→ **Document extract**:
►
Int Multiplication Algorithms

Overview

Multiplication of Int values automatically selects the optimal algorithm based on the operand word count. The user never needs to choose an algorithm explicitly. For small word counts the low-overhead Basecase is used, and as the size grows the algorithm switches to asymptotically faster methods.

One word = 64 bits, corresponding to roughly 19 decimal digits. For example, a 100-digit number occupies about 6 words, so Basecase is used.

For usage details, see Int API Reference — Arithmetic Operators.

Algorithm Selection and Thresholds

calx determines its thresholds based on empirical benchmarks. The following table shows the algorithm selected for $a \times b$ based on $\min(\text{words}(a), \text{words}(b))$.
◄
→ **What is needed**:
Extend the page on Int multiplication algorithms, starting right after its last sentence. The rows after this point are separate material, apart from the page on Int multiplication algorithms.

→ **Material shown**:
►
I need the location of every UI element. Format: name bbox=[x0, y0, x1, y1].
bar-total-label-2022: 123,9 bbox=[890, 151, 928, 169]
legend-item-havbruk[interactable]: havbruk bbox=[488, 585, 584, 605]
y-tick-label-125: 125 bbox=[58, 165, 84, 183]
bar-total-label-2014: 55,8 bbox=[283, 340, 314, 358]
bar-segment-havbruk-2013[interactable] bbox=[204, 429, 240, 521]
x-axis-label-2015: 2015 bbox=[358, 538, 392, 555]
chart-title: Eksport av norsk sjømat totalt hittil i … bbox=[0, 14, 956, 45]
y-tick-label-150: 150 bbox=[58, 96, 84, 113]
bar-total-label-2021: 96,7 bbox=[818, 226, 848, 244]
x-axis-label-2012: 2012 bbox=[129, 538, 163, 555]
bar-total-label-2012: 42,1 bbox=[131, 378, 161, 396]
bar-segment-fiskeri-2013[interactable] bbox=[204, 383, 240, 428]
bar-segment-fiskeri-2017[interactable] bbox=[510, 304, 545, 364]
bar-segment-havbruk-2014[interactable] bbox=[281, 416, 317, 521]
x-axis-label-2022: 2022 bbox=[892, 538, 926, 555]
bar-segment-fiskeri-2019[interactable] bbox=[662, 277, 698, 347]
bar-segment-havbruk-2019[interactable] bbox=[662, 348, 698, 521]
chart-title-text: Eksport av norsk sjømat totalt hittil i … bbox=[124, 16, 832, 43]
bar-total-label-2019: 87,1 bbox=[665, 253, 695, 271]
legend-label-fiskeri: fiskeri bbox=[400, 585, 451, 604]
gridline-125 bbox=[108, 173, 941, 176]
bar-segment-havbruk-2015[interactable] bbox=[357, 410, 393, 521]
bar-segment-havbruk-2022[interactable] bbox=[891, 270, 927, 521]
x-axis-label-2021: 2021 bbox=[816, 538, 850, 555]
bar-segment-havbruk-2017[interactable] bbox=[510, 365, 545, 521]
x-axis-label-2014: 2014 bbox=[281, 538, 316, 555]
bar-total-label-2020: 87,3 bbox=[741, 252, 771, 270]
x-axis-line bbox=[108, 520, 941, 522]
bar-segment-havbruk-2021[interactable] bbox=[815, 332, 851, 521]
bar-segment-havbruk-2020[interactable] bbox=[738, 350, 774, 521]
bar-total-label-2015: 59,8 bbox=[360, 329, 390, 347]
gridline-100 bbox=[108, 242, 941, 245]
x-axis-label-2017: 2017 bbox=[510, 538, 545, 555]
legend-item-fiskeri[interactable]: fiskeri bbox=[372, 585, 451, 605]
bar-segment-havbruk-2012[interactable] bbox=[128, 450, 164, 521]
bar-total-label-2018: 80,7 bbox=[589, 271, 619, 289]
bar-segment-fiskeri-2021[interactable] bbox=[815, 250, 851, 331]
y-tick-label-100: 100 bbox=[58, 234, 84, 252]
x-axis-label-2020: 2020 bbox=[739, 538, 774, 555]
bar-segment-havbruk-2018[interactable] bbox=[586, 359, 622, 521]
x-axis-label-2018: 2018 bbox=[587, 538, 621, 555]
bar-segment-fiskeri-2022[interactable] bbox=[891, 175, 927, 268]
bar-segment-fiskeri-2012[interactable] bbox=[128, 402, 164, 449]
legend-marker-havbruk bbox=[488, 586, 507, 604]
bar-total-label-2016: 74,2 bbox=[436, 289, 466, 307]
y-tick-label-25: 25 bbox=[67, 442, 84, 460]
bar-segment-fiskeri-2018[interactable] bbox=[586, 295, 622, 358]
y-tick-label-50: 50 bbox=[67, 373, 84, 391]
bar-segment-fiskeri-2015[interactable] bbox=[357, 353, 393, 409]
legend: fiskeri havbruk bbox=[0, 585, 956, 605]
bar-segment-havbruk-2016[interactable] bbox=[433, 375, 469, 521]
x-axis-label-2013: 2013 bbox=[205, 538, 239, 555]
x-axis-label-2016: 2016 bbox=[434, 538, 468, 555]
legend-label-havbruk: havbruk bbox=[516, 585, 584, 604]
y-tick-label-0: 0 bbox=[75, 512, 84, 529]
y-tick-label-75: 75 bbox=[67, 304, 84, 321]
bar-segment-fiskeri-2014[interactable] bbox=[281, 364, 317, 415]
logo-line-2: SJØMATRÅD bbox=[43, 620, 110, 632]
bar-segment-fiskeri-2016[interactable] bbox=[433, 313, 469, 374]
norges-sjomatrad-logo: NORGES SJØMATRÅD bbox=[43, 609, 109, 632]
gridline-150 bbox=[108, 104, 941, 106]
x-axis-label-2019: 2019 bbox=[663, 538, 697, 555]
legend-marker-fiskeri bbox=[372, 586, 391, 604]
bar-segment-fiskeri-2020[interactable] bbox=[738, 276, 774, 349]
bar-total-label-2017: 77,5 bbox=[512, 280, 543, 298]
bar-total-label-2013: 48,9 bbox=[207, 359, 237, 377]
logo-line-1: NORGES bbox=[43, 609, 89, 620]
◄
→ **Solved problem**:
The Toom-Cook-3 range of $140$–$199$ is narrow because the calx Toom-Cook-4 implementation has a smaller constant factor than Toom-Cook-3. Toom-Cook-3 splits the input into 3 parts and performs 5 multiplications, while Toom-Cook-4 splits into 4 parts and performs 7 multiplications. In terms of multiplications per split, Toom-Cook-4 is more efficient. Furthermore, calx uses addmul_1-based fixed-size evaluation and submul_1-based interpolation to greatly reduce the overhead of Toom-Cook-4.

Basecase (Long Multiplication)

This is the same long multiplication algorithm taught in school, operating on 64-bit words. An $n$-word $\times$ $m$-word multiplication consists of $n \times m$ word multiplications and additions.

$$c = a \times b \quad \Rightarrow \quad c_k = \sum_{i+j=k} a_i \cdot b_j + \text{carry}$$

Complexity: $O(nm)$ (where $n$ and $m$ are the respective word counts)

The implementation uses the MULX instruction (BMI2) to perform 64×64→128-bit multiplication in a single instruction. The inner loop addmul_1 is optimized in hand-written MASM assembly, using MULX + ADCX/ADOX to parallelize the carry chain.

Below 22 words, the overhead of divide-and-conquer exceeds the $O(n^2)$ cost of Basecase, making Basecase the fastest choice.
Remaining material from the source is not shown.